GIVEN RECORDS =
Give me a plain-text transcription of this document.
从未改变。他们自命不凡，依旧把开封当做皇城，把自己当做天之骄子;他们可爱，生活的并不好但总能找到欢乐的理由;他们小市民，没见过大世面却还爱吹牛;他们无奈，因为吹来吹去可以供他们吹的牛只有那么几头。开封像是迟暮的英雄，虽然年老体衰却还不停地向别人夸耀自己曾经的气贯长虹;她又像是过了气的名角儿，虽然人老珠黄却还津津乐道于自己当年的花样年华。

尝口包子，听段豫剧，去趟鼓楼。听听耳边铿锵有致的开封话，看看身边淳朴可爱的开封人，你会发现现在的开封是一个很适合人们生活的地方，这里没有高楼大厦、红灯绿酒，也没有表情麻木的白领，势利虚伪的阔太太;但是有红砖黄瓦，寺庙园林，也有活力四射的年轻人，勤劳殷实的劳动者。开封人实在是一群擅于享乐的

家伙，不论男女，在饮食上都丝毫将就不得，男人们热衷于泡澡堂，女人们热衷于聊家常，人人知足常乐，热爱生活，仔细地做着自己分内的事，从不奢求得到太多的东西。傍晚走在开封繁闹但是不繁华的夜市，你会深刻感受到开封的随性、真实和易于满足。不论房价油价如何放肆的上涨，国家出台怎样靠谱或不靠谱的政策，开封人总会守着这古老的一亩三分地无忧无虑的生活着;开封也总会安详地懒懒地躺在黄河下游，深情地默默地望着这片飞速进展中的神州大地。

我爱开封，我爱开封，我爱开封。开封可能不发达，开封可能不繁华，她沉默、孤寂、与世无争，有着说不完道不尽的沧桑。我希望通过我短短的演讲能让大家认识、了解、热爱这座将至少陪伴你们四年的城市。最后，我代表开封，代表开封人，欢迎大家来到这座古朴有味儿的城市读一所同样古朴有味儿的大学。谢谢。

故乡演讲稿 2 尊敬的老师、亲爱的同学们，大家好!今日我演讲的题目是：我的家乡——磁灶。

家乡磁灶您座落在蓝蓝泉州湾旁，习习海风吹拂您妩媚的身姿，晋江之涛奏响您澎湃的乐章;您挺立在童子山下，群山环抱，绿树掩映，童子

WHAT IS NEEDED = All of the data shown above must be copied exactly.

RIGHT ANSWER =
Give me a plain-text transcription of this document.
从未改变。他们自命不凡，依旧把开封当做皇城，把自己当做天之骄子;他们可爱，生活的并不好但总能找到欢乐的理由;他们小市民，没见过大世面却还爱吹牛;他们无奈，因为吹来吹去可以供他们吹的牛只有那么几头。开封像是迟暮的英雄，虽然年老体衰却还不停地向别人夸耀自己曾经的气贯长虹;她又像是过了气的名角儿，虽然人老珠黄却还津津乐道于自己当年的花样年华。

尝口包子，听段豫剧，去趟鼓楼。听听耳边铿锵有致的开封话，看看身边淳朴可爱的开封人，你会发现现在的开封是一个很适合人们生活的地方，这里没有高楼大厦、红灯绿酒，也没有表情麻木的白领，势利虚伪的阔太太;但是有红砖黄瓦，寺庙园林，也有活力四射的年轻人，勤劳殷实的劳动者。开封人实在是一群擅于享乐的

家伙，不论男女，在饮食上都丝毫将就不得，男人们热衷于泡澡堂，女人们热衷于聊家常，人人知足常乐，热爱生活，仔细地做着自己分内的事，从不奢求得到太多的东西。傍晚走在开封繁闹但是不繁华的夜市，你会深刻感受到开封的随性、真实和易于满足。不论房价油价如何放肆的上涨，国家出台怎样靠谱或不靠谱的政策，开封人总会守着这古老的一亩三分地无忧无虑的生活着;开封也总会安详地懒懒地躺在黄河下游，深情地默默地望着这片飞速进展中的神州大地。

我爱开封，我爱开封，我爱开封。开封可能不发达，开封可能不繁华，她沉默、孤寂、与世无争，有着说不完道不尽的沧桑。我希望通过我短短的演讲能让大家认识、了解、热爱这座将至少陪伴你们四年的城市。最后，我代表开封，代表开封人，欢迎大家来到这座古朴有味儿的城市读一所同样古朴有味儿的大学。谢谢。

故乡演讲稿 2 尊敬的老师、亲爱的同学们，大家好!今日我演讲的题目是：我的家乡——磁灶。

家乡磁灶您座落在蓝蓝泉州湾旁，习习海风吹拂您妩媚的身姿，晋江之涛奏响您澎湃的乐章;您挺立在童子山下，群山环抱，绿树掩映，童子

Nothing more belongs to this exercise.